◆ Problem statement
Exactly as given, write out the lines from the one containing "Output the text content of this document." through the end of the listing, with both ends included and nothing else.

◆ Input
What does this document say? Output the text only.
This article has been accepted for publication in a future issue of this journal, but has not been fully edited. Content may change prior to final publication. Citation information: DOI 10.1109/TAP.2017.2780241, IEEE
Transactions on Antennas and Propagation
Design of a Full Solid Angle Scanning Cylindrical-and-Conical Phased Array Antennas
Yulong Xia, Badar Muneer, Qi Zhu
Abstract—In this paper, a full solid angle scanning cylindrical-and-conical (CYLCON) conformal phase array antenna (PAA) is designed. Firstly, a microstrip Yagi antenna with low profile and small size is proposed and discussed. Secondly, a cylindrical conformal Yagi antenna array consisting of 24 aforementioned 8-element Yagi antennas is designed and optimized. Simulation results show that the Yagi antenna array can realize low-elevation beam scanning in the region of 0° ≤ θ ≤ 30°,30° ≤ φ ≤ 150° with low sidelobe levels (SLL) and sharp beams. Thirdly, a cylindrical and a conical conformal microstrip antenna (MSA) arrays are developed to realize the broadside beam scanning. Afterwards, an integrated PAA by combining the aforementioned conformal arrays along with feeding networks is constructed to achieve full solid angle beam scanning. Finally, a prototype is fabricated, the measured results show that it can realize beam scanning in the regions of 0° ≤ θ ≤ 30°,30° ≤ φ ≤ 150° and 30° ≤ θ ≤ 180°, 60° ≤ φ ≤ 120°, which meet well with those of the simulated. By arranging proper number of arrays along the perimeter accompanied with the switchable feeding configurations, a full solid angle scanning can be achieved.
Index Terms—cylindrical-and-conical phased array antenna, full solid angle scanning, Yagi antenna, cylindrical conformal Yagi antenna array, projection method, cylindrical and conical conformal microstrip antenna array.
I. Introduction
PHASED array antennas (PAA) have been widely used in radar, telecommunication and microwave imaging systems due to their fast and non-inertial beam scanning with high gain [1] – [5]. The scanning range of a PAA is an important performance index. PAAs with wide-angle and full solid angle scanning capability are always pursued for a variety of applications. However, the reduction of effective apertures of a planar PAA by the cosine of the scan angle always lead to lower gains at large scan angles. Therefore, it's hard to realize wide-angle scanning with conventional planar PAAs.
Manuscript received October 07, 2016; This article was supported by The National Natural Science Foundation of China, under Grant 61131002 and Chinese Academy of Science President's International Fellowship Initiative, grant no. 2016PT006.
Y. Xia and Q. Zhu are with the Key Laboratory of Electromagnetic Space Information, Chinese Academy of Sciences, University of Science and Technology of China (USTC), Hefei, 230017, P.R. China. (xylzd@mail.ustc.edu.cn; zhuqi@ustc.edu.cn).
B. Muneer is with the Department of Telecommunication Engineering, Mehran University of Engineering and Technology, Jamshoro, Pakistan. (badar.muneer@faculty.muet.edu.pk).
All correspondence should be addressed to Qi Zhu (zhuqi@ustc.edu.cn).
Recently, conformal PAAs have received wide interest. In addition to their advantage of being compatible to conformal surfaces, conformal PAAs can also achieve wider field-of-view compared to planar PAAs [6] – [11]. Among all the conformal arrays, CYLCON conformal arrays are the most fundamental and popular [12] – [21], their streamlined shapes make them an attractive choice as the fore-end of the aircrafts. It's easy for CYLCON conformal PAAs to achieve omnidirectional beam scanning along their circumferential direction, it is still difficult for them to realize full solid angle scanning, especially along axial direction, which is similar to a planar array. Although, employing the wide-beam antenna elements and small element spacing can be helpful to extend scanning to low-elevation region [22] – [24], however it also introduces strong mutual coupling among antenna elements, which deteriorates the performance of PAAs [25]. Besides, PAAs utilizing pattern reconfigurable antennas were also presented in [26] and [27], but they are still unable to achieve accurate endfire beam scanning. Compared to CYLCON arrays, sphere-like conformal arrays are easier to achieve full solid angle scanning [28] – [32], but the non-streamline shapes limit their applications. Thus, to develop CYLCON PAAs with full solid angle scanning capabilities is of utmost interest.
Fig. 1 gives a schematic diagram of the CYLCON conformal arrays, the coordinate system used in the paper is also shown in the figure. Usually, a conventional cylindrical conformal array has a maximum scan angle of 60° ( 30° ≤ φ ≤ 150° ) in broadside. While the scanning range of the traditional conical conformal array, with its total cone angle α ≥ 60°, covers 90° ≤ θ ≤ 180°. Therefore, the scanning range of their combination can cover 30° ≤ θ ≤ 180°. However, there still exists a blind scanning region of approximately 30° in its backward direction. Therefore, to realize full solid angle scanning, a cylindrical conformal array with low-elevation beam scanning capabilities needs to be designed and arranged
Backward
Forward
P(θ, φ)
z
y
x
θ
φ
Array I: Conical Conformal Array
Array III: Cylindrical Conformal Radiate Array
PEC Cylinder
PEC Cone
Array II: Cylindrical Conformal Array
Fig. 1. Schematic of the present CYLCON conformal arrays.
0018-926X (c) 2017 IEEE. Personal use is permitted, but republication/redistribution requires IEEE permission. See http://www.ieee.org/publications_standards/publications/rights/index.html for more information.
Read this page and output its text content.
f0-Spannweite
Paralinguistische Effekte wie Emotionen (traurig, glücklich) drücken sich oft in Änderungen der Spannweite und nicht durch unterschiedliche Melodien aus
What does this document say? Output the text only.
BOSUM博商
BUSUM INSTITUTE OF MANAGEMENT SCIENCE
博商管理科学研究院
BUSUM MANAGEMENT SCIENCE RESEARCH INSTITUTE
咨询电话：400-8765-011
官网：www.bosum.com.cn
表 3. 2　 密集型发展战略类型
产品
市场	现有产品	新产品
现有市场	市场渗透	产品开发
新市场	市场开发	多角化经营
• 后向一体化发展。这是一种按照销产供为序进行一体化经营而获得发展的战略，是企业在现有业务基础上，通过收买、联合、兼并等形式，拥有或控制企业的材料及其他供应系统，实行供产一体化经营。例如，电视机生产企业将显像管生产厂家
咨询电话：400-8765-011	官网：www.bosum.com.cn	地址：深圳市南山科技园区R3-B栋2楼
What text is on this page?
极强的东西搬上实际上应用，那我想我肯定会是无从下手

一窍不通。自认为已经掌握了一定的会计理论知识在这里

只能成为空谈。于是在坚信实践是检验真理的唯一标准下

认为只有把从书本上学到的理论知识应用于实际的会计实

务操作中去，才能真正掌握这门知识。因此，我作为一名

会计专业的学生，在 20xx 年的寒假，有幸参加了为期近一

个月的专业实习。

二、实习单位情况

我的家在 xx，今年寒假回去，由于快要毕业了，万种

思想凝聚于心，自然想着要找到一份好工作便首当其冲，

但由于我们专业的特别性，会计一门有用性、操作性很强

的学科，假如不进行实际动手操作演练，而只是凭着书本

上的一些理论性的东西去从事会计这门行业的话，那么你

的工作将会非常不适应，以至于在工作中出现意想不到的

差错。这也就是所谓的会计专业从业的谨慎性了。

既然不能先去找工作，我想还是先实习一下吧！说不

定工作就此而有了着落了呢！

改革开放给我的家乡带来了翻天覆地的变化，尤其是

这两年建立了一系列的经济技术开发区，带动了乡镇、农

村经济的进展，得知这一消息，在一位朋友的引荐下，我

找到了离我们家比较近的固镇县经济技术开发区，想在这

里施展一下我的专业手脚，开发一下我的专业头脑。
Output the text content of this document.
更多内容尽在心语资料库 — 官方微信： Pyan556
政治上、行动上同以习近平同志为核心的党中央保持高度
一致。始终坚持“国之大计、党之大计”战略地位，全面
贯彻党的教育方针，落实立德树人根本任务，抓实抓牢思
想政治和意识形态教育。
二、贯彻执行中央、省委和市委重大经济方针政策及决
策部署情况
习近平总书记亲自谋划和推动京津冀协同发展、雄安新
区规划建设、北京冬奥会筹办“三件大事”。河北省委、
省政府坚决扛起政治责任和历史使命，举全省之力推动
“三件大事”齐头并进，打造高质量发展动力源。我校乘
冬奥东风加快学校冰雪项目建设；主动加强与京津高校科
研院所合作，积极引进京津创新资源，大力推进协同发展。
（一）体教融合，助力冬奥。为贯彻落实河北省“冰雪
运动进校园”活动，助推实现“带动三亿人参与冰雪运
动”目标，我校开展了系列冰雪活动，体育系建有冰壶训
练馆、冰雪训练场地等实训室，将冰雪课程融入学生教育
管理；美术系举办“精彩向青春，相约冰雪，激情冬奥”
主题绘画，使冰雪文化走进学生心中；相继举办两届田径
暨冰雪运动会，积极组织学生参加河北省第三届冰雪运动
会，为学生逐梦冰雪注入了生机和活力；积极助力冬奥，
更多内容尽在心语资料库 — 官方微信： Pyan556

◆ Right answer
Output the text content of this document.
更多内容尽在心语资料库 — 官方微信： Pyan556
政治上、行动上同以习近平同志为核心的党中央保持高度
一致。始终坚持“国之大计、党之大计”战略地位，全面
贯彻党的教育方针，落实立德树人根本任务，抓实抓牢思
想政治和意识形态教育。
二、贯彻执行中央、省委和市委重大经济方针政策及决
策部署情况
习近平总书记亲自谋划和推动京津冀协同发展、雄安新
区规划建设、北京冬奥会筹办“三件大事”。河北省委、
省政府坚决扛起政治责任和历史使命，举全省之力推动
“三件大事”齐头并进，打造高质量发展动力源。我校乘
冬奥东风加快学校冰雪项目建设；主动加强与京津高校科
研院所合作，积极引进京津创新资源，大力推进协同发展。
（一）体教融合，助力冬奥。为贯彻落实河北省“冰雪
运动进校园”活动，助推实现“带动三亿人参与冰雪运
动”目标，我校开展了系列冰雪活动，体育系建有冰壶训
练馆、冰雪训练场地等实训室，将冰雪课程融入学生教育
管理；美术系举办“精彩向青春，相约冰雪，激情冬奥”
主题绘画，使冰雪文化走进学生心中；相继举办两届田径
暨冰雪运动会，积极组织学生参加河北省第三届冰雪运动
会，为学生逐梦冰雪注入了生机和活力；积极助力冬奥，
更多内容尽在心语资料库 — 官方微信： Pyan556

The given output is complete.